Credit: ImageSource/NPG

Mammalian eggs and sperm are highly specialized, differentiated cells, but when they fuse at fertilization the resulting zygote is able to give rise to an entire individual and its extraembryonic tissues. How this totipotency of the zygote is restored from differentiated gametes remains a fundamental question in developmental biology. A new study in the mouse now provides evidence that epigenetic poising of key developmental genes in germ cells — both the maturing gametes and their precursors — has a crucial role.

In embryonic stem (ES) cells the promoters of a set of important developmental regulatory genes are characterized by their bivalent chromatin state; that is, both the 'activating' modification histone 3 lysine 4 trimethylation (H3K4me3) and the 'repressive' modification H3K27me3 are found at their promoters. This bivalency keeps genes poised for rapid activation or repression — a feature that is thought to be important for pluripotency. It has been hypothesized that similar poising might underlie the ability of gametes to confer totipotency on the zygote, and it is this question that Lesch and colleagues set out to investigate.

The authors isolated germ cells from male and female mouse embryos at days 12.5 (E12.5), 13.5 and 14.5 of development using flow cytometry. To profile chromatin in these cells, they adapted recently developed protocols for carrying out chromatin immunoprecipitation followed by sequencing (ChIP–seq) in small numbers of cells. First, considering both sexes and all three developmental times together, the authors identified a set of genes that have the features of bivalent chromatin — high levels of both H3K4me3 and H3K27me3. Expression profiling by RNA sequencing (RNA–seq) showed that the genes in this set also have low expression levels at each developmental stage.

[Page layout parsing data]

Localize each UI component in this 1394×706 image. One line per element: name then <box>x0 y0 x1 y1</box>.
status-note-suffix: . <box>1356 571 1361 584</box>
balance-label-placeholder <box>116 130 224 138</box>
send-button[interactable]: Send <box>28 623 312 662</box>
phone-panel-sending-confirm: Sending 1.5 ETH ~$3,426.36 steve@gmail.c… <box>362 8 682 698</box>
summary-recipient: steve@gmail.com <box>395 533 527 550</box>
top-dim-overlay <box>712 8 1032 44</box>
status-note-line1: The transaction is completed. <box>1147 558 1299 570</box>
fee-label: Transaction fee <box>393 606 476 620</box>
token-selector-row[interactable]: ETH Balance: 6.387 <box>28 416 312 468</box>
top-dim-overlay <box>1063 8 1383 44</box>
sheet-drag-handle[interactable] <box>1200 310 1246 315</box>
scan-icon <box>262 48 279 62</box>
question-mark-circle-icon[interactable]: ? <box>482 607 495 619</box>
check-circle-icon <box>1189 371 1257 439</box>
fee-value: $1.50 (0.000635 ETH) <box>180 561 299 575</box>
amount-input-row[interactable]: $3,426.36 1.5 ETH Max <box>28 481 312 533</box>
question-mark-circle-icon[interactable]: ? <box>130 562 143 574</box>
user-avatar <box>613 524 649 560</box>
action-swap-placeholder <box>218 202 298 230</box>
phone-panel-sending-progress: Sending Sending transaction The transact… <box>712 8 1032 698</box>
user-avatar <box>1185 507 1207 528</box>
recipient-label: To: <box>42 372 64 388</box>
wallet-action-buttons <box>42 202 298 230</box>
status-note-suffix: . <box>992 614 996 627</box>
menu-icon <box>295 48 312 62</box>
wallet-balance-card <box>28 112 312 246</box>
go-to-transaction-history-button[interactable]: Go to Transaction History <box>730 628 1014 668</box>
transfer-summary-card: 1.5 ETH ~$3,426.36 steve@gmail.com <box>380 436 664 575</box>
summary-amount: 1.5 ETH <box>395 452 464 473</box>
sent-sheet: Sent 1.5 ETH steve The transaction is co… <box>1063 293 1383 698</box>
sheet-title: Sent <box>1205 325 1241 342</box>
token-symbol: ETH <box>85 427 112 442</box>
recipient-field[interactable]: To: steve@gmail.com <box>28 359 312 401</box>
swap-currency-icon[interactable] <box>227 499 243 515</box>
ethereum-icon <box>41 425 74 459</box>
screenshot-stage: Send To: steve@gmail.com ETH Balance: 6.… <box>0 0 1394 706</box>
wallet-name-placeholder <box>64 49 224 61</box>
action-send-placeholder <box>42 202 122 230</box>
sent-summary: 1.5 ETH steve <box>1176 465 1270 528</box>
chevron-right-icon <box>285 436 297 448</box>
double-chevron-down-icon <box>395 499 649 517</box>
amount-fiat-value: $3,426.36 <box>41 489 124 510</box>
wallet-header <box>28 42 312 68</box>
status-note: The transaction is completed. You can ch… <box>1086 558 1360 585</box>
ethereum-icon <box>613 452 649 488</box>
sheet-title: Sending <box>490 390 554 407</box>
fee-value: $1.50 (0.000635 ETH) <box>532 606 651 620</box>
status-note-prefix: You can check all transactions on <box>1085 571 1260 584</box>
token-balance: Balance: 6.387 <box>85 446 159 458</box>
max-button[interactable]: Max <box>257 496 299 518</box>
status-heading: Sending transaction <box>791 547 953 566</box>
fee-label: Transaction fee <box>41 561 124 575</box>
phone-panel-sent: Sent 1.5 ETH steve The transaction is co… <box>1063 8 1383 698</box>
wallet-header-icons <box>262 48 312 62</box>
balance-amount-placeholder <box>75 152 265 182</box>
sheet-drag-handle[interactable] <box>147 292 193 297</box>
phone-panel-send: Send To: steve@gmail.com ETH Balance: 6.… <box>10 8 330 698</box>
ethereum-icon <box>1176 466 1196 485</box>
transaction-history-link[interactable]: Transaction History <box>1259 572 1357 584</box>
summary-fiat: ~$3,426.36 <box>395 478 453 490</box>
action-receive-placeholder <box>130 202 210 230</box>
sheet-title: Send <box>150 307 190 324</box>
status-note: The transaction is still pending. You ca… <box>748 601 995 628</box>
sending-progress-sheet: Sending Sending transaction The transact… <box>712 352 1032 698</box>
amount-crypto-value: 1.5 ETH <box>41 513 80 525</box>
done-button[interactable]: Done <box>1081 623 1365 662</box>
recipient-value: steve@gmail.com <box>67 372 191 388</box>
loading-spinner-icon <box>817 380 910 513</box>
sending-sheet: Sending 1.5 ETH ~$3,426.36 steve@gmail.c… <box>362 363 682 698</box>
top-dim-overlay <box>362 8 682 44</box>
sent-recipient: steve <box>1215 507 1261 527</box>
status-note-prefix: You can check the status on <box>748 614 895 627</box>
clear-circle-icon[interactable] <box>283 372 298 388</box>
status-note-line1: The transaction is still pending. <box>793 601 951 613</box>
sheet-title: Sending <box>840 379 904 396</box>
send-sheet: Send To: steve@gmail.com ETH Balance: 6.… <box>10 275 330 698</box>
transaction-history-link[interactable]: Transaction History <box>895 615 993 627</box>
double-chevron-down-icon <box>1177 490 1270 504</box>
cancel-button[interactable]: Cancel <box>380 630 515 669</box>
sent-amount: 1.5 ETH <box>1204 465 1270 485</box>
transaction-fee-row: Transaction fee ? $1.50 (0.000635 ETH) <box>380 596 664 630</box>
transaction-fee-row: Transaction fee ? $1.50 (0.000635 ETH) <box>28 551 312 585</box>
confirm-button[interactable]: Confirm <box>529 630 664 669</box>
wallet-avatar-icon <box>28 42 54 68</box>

▶ [APPLY WHAT YOU READ]
a - Condense the paragraph beginning "In embryonic stem (ES) cells" in the text on chromatin in mouse germ cells into a short bulleted list that keeps its main facts.
b - Carry the text on chromatin in mouse germ cells forward from its last sentence.

▶ [OUTPUTS IN ORDER]
a -
- In embryonic stem cells, the promoters of a set of important developmental regulatory genes are bivalent. They carry both the activating mark H3K4me3 and the repressive mark H3K27me3.
- This bivalency keeps the genes poised for rapid activation or repression, a feature thought to be important for pluripotency.
- Similar poising has been hypothesized to underlie the ability of gametes to confer totipotency on the zygote, and Lesch and colleagues set out to investigate this.

b -
... poised genes are heavily enriched for key regulators of the differentiation of many different tissue types

These findings provide an indication that, similar to ES cells, epigenetic poising occurs in germ cells. However, germ cells go through several stages during which large-scale epigenetic changes occur, so the authors investigated whether any of these genes retain the hallmarks of poising through these transitions. To do this, they identified specific promoters that met quantitative criteria for the poised state (using H3K4me3, H3K27me3 and expression status) and examined male and female germ cells separately. This analysis revealed a set of 147 genes that are poised from E12.5 to E14.5 in germ cells from both sexes, and the authors also provide evidence that a substantial proportion of these genes are poised from at least E11.5. These poised genes are heavily enriched for key regulators of the differentiation of many different tissue types.

Finally, the authors examined whether poising is maintained following meiosis in maturing gametes, although it was only possible to address this question in male gametes because of the difficulty in obtaining sufficient numbers of oocytes. This analysis identified 92 poised genes that overlap with the 147 genes in which poising is maintained throughout earlier stages, supporting a germ cell poising theory of totipotency re-establishment in the zygote.

Although ultimate support for this theory will lie in determining whether poising persists at fertilization and beyond, this study provides a compelling explanation of how the potential to form a new individual can be maintained through the whole developmental cycle of the germ line.